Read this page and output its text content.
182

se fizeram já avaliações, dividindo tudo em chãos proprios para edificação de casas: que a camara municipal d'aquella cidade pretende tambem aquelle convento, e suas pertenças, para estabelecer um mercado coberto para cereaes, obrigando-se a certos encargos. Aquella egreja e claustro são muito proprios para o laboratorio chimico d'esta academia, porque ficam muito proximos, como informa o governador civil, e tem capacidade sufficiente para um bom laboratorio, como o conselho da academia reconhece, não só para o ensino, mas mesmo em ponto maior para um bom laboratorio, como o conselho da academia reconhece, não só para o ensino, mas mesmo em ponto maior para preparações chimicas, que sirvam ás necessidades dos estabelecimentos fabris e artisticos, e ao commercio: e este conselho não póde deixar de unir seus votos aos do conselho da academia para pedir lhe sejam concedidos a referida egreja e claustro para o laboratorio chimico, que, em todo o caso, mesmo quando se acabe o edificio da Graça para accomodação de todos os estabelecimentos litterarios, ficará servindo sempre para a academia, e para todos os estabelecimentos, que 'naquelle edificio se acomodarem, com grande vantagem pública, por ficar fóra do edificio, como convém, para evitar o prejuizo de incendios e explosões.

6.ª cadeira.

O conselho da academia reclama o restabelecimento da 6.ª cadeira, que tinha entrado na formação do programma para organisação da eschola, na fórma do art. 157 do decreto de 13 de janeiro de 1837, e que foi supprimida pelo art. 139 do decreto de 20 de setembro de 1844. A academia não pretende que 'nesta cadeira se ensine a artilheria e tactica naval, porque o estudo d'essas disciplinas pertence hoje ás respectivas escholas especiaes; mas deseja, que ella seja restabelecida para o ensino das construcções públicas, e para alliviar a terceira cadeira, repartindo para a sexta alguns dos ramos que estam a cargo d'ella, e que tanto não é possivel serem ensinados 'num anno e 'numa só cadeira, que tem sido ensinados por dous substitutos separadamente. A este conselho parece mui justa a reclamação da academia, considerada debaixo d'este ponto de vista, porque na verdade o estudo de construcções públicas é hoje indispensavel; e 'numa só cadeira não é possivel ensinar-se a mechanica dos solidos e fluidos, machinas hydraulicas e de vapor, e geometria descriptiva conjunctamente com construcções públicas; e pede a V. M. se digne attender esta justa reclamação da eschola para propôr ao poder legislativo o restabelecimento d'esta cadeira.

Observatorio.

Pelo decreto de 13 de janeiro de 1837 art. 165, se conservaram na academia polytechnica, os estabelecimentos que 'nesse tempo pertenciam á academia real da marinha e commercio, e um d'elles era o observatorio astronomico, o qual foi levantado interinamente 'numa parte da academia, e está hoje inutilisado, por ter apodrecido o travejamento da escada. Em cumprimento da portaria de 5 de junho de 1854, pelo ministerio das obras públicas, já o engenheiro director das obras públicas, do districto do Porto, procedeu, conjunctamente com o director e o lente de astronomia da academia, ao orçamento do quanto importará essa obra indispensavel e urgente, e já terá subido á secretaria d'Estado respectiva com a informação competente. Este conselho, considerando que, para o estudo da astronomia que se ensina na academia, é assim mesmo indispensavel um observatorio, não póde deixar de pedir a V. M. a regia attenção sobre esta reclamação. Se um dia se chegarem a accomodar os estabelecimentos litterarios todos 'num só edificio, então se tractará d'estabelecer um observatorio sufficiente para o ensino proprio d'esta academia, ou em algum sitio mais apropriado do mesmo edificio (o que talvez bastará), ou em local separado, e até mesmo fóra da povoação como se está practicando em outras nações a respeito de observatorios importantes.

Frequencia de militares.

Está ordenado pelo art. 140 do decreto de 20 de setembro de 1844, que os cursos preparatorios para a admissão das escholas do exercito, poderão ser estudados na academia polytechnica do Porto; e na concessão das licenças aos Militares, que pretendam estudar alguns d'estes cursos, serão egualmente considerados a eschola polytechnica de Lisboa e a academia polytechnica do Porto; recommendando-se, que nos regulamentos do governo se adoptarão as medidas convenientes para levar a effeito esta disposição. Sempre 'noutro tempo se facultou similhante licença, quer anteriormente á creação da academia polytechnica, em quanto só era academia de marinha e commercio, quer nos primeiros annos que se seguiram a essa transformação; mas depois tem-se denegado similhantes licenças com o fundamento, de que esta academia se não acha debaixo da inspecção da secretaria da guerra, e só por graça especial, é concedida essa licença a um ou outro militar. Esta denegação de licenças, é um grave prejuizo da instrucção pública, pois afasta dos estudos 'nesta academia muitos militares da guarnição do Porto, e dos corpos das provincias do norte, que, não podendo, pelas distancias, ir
::::::::
_WHAT IS REQUIRED:_
Output every record above exactly as it appears.

_EXERCISE OUTPUT:_
Read this page and output its text content.
182

se fizeram já avaliações, dividindo tudo em chãos proprios para edificação de casas: que a camara municipal d'aquella cidade pretende tambem aquelle convento, e suas pertenças, para estabelecer um mercado coberto para cereaes, obrigando-se a certos encargos. Aquella egreja e claustro são muito proprios para o laboratorio chimico d'esta academia, porque ficam muito proximos, como informa o governador civil, e tem capacidade sufficiente para um bom laboratorio, como o conselho da academia reconhece, não só para o ensino, mas mesmo em ponto maior para um bom laboratorio, como o conselho da academia reconhece, não só para o ensino, mas mesmo em ponto maior para preparações chimicas, que sirvam ás necessidades dos estabelecimentos fabris e artisticos, e ao commercio: e este conselho não póde deixar de unir seus votos aos do conselho da academia para pedir lhe sejam concedidos a referida egreja e claustro para o laboratorio chimico, que, em todo o caso, mesmo quando se acabe o edificio da Graça para accomodação de todos os estabelecimentos litterarios, ficará servindo sempre para a academia, e para todos os estabelecimentos, que 'naquelle edificio se acomodarem, com grande vantagem pública, por ficar fóra do edificio, como convém, para evitar o prejuizo de incendios e explosões.

6.ª cadeira.

O conselho da academia reclama o restabelecimento da 6.ª cadeira, que tinha entrado na formação do programma para organisação da eschola, na fórma do art. 157 do decreto de 13 de janeiro de 1837, e que foi supprimida pelo art. 139 do decreto de 20 de setembro de 1844. A academia não pretende que 'nesta cadeira se ensine a artilheria e tactica naval, porque o estudo d'essas disciplinas pertence hoje ás respectivas escholas especiaes; mas deseja, que ella seja restabelecida para o ensino das construcções públicas, e para alliviar a terceira cadeira, repartindo para a sexta alguns dos ramos que estam a cargo d'ella, e que tanto não é possivel serem ensinados 'num anno e 'numa só cadeira, que tem sido ensinados por dous substitutos separadamente. A este conselho parece mui justa a reclamação da academia, considerada debaixo d'este ponto de vista, porque na verdade o estudo de construcções públicas é hoje indispensavel; e 'numa só cadeira não é possivel ensinar-se a mechanica dos solidos e fluidos, machinas hydraulicas e de vapor, e geometria descriptiva conjunctamente com construcções públicas; e pede a V. M. se digne attender esta justa reclamação da eschola para propôr ao poder legislativo o restabelecimento d'esta cadeira.

Observatorio.

Pelo decreto de 13 de janeiro de 1837 art. 165, se conservaram na academia polytechnica, os estabelecimentos que 'nesse tempo pertenciam á academia real da marinha e commercio, e um d'elles era o observatorio astronomico, o qual foi levantado interinamente 'numa parte da academia, e está hoje inutilisado, por ter apodrecido o travejamento da escada. Em cumprimento da portaria de 5 de junho de 1854, pelo ministerio das obras públicas, já o engenheiro director das obras públicas, do districto do Porto, procedeu, conjunctamente com o director e o lente de astronomia da academia, ao orçamento do quanto importará essa obra indispensavel e urgente, e já terá subido á secretaria d'Estado respectiva com a informação competente. Este conselho, considerando que, para o estudo da astronomia que se ensina na academia, é assim mesmo indispensavel um observatorio, não póde deixar de pedir a V. M. a regia attenção sobre esta reclamação. Se um dia se chegarem a accomodar os estabelecimentos litterarios todos 'num só edificio, então se tractará d'estabelecer um observatorio sufficiente para o ensino proprio d'esta academia, ou em algum sitio mais apropriado do mesmo edificio (o que talvez bastará), ou em local separado, e até mesmo fóra da povoação como se está practicando em outras nações a respeito de observatorios importantes.

Frequencia de militares.

Está ordenado pelo art. 140 do decreto de 20 de setembro de 1844, que os cursos preparatorios para a admissão das escholas do exercito, poderão ser estudados na academia polytechnica do Porto; e na concessão das licenças aos Militares, que pretendam estudar alguns d'estes cursos, serão egualmente considerados a eschola polytechnica de Lisboa e a academia polytechnica do Porto; recommendando-se, que nos regulamentos do governo se adoptarão as medidas convenientes para levar a effeito esta disposição. Sempre 'noutro tempo se facultou similhante licença, quer anteriormente á creação da academia polytechnica, em quanto só era academia de marinha e commercio, quer nos primeiros annos que se seguiram a essa transformação; mas depois tem-se denegado similhantes licenças com o fundamento, de que esta academia se não acha debaixo da inspecção da secretaria da guerra, e só por graça especial, é concedida essa licença a um ou outro militar. Esta denegação de licenças, é um grave prejuizo da instrucção pública, pois afasta dos estudos 'nesta academia muitos militares da guarnição do Porto, e dos corpos das provincias do norte, que, não podendo, pelas distancias, ir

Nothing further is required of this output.